* begin Records supplied *

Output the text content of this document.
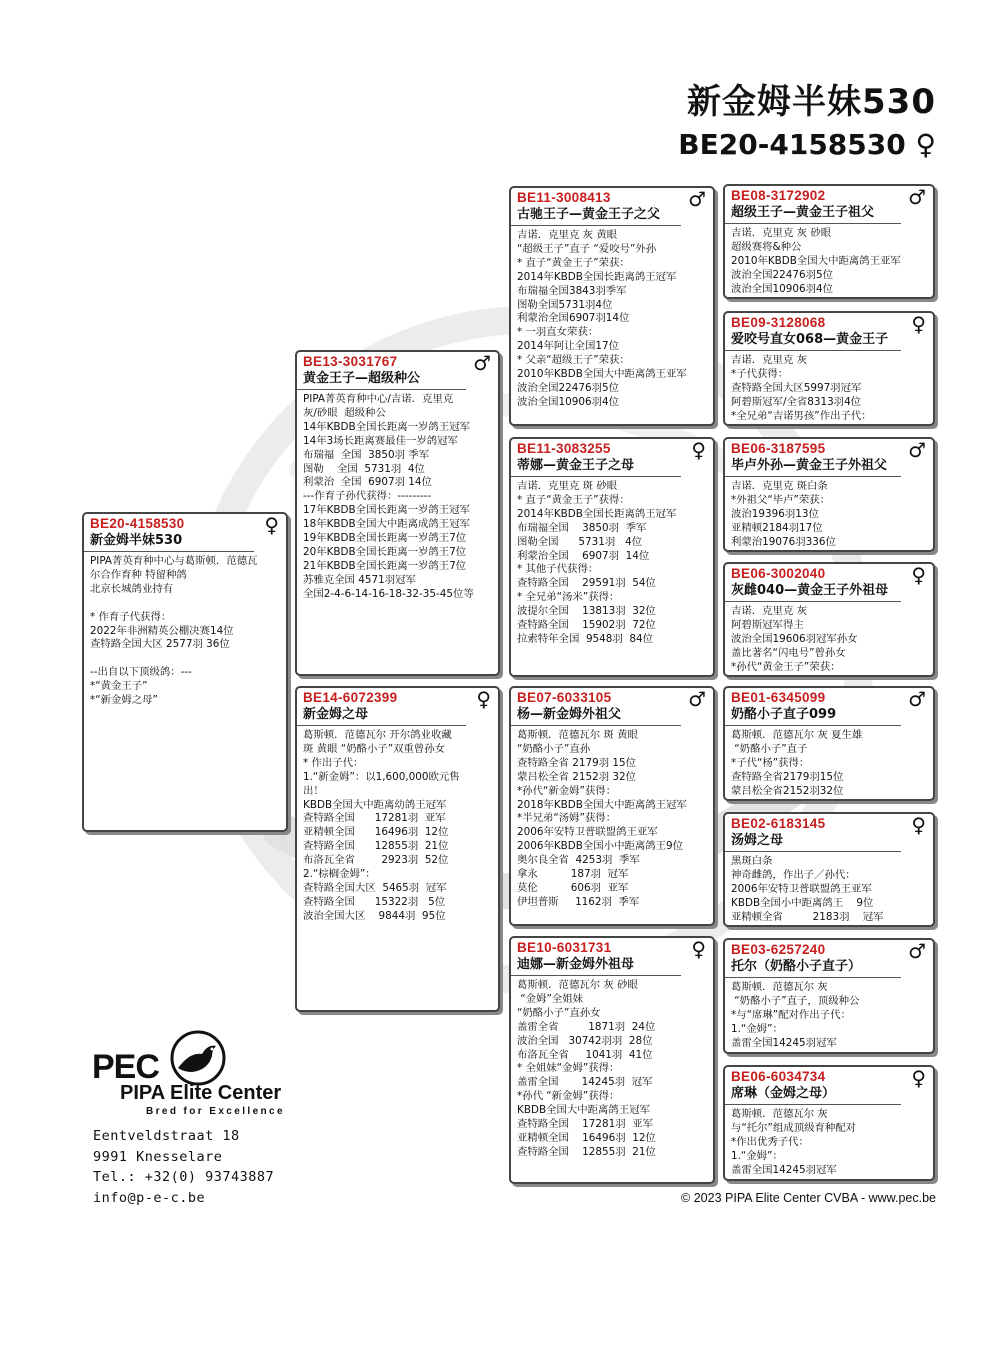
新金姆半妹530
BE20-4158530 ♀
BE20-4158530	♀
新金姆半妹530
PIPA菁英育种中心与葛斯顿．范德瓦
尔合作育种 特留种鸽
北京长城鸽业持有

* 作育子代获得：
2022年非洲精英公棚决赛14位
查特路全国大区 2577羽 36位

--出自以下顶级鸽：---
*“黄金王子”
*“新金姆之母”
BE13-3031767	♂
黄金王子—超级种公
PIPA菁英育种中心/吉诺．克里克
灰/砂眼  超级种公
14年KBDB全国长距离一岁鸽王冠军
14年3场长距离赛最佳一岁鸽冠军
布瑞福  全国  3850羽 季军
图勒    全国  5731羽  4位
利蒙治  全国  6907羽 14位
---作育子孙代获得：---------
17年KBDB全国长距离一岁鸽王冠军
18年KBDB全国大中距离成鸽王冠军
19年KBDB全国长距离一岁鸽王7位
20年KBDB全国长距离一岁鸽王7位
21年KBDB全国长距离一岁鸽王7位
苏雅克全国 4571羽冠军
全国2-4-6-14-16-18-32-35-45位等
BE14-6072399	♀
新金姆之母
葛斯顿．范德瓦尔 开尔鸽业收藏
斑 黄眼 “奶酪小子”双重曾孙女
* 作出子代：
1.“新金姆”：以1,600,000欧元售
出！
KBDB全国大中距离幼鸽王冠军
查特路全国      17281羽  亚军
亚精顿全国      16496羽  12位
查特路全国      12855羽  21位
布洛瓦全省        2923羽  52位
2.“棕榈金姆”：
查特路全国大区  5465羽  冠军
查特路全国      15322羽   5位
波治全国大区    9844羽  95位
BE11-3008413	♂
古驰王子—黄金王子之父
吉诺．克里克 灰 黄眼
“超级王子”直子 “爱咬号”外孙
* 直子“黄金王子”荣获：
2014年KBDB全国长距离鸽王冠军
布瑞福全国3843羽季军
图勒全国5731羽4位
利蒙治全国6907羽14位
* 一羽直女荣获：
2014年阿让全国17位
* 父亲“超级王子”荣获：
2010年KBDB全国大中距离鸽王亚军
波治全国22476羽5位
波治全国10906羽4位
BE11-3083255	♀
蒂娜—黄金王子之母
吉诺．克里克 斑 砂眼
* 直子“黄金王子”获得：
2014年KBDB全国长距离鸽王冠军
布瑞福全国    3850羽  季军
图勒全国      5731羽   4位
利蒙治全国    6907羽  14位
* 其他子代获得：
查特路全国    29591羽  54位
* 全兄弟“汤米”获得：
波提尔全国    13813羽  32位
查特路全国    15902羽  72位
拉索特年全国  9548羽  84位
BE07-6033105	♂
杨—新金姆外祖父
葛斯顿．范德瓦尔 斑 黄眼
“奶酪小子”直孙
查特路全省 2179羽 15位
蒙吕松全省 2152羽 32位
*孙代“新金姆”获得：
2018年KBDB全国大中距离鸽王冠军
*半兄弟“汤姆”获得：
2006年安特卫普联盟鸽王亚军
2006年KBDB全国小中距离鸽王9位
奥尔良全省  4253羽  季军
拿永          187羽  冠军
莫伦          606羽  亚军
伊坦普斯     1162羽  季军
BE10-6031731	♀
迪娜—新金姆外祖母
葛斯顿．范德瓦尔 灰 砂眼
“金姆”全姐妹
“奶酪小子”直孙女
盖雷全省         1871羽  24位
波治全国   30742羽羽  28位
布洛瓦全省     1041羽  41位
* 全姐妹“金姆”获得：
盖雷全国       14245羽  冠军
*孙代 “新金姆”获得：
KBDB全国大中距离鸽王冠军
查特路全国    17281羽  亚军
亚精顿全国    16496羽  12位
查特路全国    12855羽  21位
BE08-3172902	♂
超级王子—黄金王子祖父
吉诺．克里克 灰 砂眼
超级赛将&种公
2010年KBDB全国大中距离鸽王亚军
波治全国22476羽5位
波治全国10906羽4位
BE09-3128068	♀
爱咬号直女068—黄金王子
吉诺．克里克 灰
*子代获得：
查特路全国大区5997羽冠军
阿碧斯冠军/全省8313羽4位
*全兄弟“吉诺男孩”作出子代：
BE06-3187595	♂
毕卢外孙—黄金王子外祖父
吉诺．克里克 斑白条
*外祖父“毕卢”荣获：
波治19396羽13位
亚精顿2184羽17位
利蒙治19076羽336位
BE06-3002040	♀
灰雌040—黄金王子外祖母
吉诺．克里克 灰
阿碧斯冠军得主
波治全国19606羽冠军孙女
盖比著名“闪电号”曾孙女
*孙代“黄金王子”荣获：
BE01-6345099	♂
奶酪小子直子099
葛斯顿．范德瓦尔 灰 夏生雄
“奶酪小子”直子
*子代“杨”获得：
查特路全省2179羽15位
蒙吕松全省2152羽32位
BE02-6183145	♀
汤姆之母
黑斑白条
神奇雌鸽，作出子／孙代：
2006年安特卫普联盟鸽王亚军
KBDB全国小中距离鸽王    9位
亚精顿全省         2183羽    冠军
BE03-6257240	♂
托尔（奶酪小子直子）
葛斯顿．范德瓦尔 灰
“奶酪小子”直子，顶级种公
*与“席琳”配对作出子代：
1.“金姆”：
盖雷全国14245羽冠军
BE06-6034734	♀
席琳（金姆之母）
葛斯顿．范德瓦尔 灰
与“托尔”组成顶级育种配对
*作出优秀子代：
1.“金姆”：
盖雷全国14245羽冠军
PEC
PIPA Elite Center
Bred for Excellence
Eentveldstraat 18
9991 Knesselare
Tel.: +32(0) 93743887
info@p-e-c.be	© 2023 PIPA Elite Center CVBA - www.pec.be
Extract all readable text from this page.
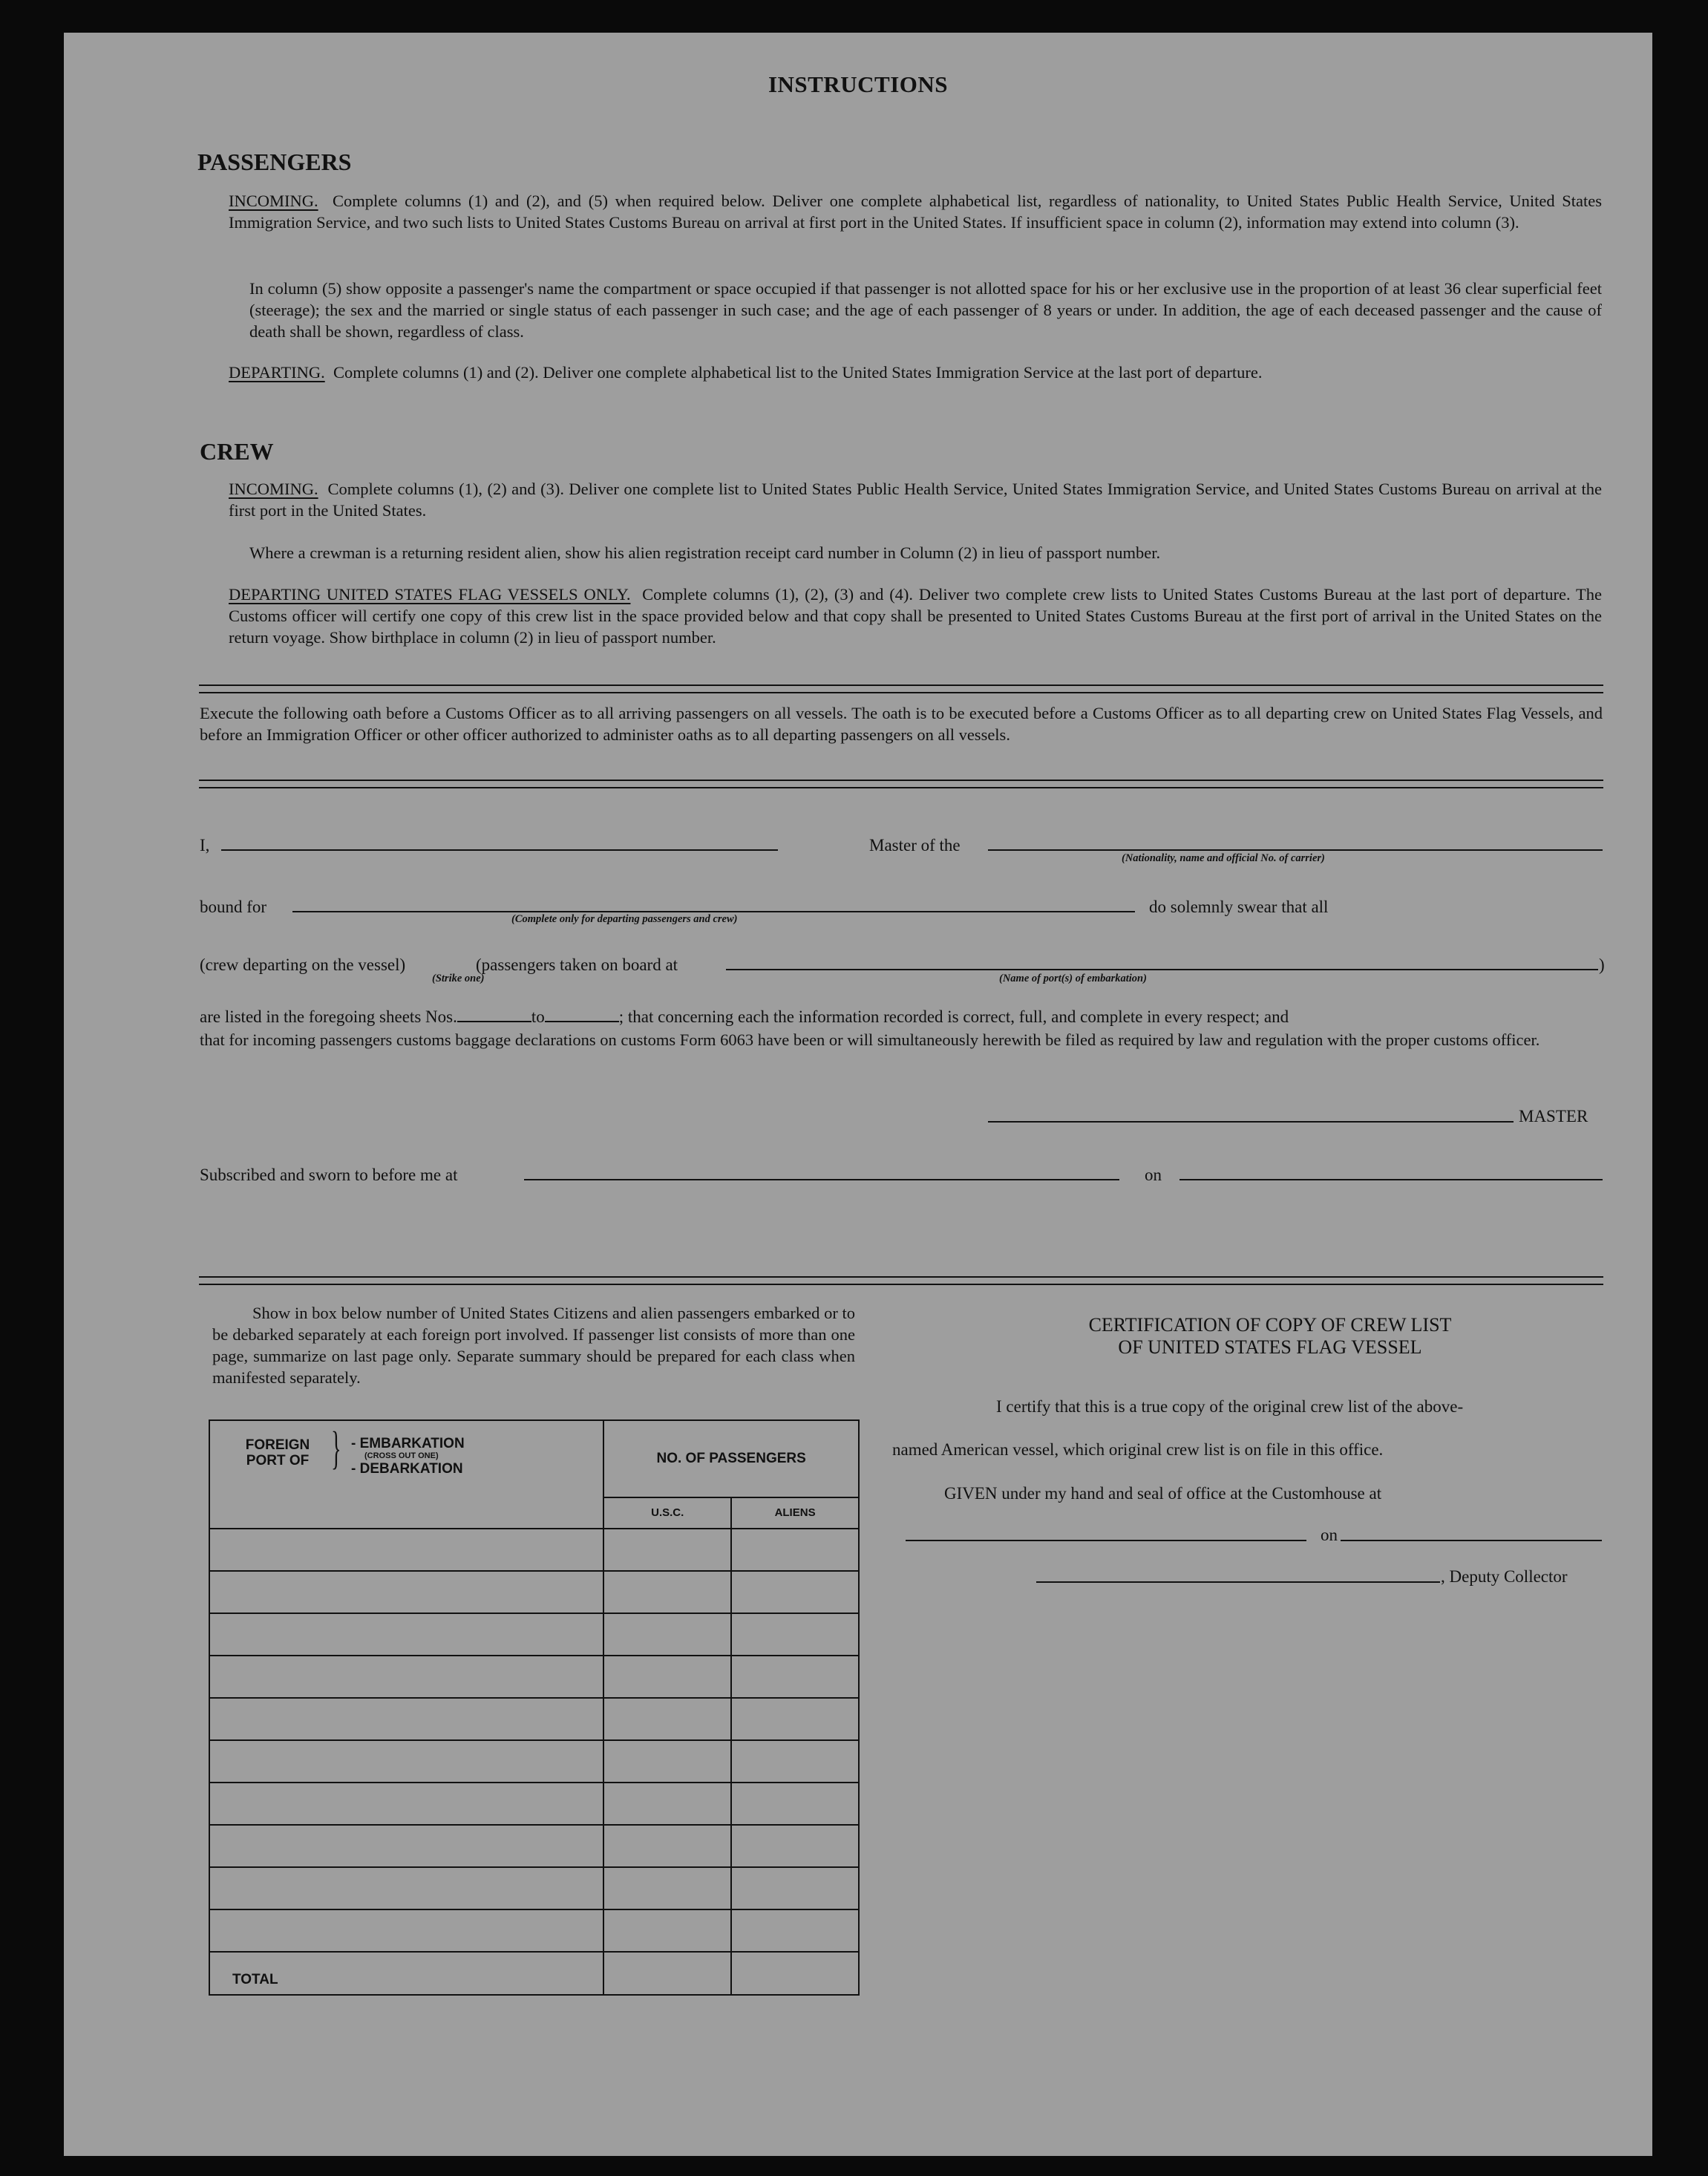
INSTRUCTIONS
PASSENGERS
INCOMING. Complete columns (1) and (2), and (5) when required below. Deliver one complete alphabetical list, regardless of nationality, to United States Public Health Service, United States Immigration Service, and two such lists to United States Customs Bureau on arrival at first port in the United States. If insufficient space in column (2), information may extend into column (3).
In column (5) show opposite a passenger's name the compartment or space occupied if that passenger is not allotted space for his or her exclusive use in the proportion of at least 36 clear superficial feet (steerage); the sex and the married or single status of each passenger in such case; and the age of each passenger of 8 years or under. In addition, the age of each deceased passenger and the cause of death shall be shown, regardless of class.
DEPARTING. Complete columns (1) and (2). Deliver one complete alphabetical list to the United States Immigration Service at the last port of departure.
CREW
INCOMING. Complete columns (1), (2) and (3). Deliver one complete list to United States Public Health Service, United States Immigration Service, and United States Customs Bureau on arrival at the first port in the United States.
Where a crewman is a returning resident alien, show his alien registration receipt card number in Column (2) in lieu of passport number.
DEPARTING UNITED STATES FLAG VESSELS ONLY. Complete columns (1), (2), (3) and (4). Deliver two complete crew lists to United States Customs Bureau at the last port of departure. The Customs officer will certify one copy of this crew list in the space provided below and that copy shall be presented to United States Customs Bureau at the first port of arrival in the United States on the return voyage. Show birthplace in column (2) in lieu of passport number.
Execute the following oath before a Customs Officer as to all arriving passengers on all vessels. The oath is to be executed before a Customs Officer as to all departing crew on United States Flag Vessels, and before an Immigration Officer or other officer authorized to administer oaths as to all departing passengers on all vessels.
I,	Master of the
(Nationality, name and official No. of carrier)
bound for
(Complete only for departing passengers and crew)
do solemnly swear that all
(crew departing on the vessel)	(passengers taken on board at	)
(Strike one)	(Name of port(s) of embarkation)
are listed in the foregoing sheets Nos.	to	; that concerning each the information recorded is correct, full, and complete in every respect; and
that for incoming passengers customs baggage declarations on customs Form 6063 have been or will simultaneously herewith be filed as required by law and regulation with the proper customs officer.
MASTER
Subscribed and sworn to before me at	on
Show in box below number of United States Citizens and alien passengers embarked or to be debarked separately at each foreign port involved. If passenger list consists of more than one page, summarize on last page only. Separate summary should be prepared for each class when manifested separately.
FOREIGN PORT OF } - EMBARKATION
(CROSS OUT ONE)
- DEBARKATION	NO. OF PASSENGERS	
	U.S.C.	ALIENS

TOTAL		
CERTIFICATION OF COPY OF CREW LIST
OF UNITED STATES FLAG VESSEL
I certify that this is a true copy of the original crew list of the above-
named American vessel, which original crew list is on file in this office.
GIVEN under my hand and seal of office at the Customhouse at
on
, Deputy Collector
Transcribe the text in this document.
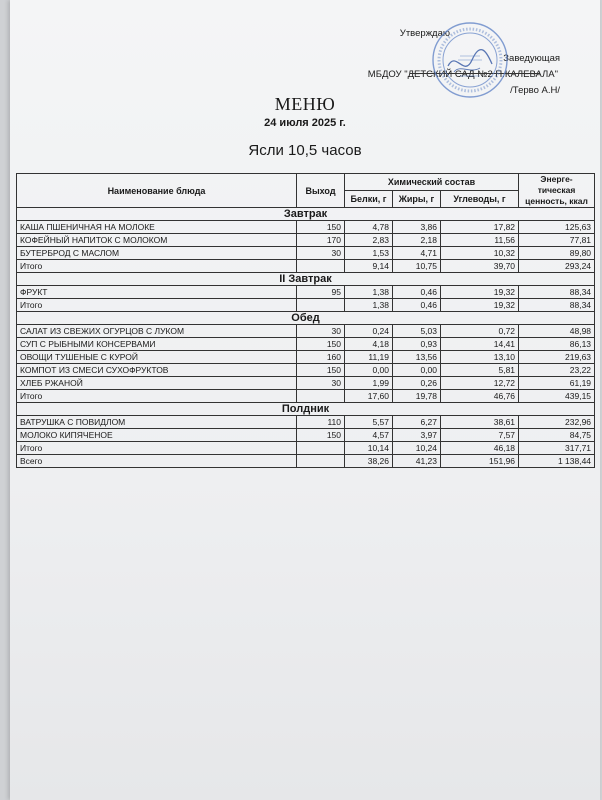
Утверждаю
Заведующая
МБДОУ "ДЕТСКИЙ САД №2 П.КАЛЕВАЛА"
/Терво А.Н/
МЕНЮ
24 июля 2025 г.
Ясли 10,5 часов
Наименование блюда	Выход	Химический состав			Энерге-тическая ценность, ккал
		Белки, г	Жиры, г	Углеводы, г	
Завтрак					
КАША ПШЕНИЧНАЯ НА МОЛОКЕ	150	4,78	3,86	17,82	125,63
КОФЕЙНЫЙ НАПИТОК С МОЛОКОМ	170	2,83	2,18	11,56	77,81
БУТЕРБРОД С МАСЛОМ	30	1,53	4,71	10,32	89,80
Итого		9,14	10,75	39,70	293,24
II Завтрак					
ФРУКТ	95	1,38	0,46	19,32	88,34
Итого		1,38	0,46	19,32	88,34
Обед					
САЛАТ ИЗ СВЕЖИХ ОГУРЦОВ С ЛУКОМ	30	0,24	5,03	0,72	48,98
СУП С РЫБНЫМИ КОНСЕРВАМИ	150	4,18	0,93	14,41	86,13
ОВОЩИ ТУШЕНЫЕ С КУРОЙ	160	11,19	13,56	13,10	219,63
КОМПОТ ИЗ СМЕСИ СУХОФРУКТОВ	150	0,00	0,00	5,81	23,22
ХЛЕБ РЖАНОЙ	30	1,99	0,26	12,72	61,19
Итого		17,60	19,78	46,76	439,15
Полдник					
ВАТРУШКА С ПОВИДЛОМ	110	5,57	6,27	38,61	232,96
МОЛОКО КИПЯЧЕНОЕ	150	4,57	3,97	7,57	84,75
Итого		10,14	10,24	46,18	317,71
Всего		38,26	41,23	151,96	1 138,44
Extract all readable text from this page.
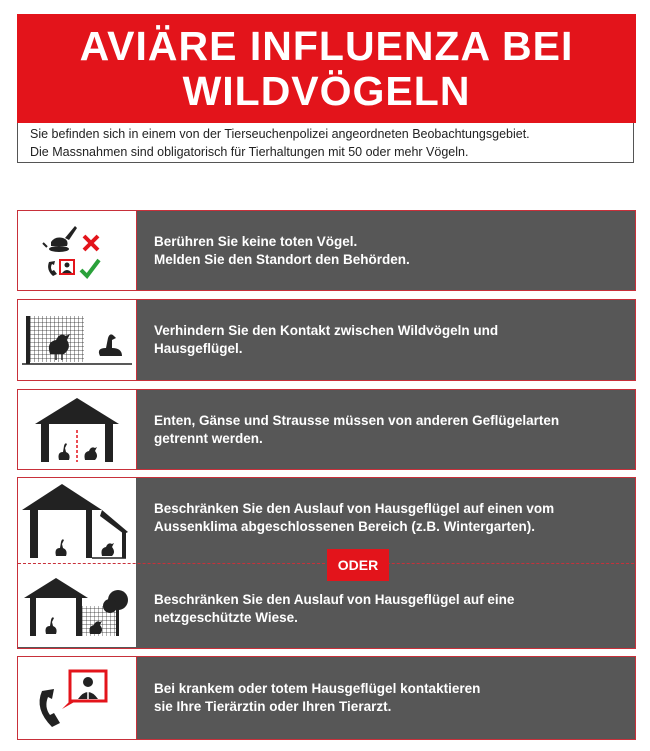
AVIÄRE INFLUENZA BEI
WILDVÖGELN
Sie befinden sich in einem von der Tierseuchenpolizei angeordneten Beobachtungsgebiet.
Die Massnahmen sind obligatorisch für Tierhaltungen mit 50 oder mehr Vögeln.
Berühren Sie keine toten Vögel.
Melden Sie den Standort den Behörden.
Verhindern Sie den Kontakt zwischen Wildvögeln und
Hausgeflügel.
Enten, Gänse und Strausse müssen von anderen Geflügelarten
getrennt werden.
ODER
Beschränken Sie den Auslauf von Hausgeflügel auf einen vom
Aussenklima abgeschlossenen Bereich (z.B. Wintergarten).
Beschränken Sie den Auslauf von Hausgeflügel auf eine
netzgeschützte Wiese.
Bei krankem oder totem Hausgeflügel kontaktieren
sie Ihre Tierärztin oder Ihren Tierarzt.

* end Records supplied *

• [What to work on]
Copy every line in the entries above that has the string "范德瓦尔" in it.

• [The answer]
葛斯顿．范德瓦尔 开尔鸽业收藏
葛斯顿．范德瓦尔 斑 黄眼
葛斯顿．范德瓦尔 灰 砂眼
葛斯顿．范德瓦尔 灰 夏生雄
葛斯顿．范德瓦尔 灰
葛斯顿．范德瓦尔 灰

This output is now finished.